Available records:
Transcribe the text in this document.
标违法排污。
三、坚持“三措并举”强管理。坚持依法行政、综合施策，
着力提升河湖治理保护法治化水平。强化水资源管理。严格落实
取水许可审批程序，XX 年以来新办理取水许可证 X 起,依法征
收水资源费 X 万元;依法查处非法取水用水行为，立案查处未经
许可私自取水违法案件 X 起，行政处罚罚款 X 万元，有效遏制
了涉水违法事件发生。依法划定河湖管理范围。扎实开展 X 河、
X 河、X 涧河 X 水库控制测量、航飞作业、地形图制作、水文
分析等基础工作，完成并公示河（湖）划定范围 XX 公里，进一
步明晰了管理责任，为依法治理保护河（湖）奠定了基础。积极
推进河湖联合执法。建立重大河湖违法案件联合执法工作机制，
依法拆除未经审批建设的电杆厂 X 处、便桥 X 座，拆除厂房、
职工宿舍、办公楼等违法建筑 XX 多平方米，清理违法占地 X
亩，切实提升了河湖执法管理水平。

Goal of the exercise:
The lines above should be duplicated exactly.

Written response:
Transcribe the text in this document.
标违法排污。
三、坚持“三措并举”强管理。坚持依法行政、综合施策，
着力提升河湖治理保护法治化水平。强化水资源管理。严格落实
取水许可审批程序，XX 年以来新办理取水许可证 X 起,依法征
收水资源费 X 万元;依法查处非法取水用水行为，立案查处未经
许可私自取水违法案件 X 起，行政处罚罚款 X 万元，有效遏制
了涉水违法事件发生。依法划定河湖管理范围。扎实开展 X 河、
X 河、X 涧河 X 水库控制测量、航飞作业、地形图制作、水文
分析等基础工作，完成并公示河（湖）划定范围 XX 公里，进一
步明晰了管理责任，为依法治理保护河（湖）奠定了基础。积极
推进河湖联合执法。建立重大河湖违法案件联合执法工作机制，
依法拆除未经审批建设的电杆厂 X 处、便桥 X 座，拆除厂房、
职工宿舍、办公楼等违法建筑 XX 多平方米，清理违法占地 X
亩，切实提升了河湖执法管理水平。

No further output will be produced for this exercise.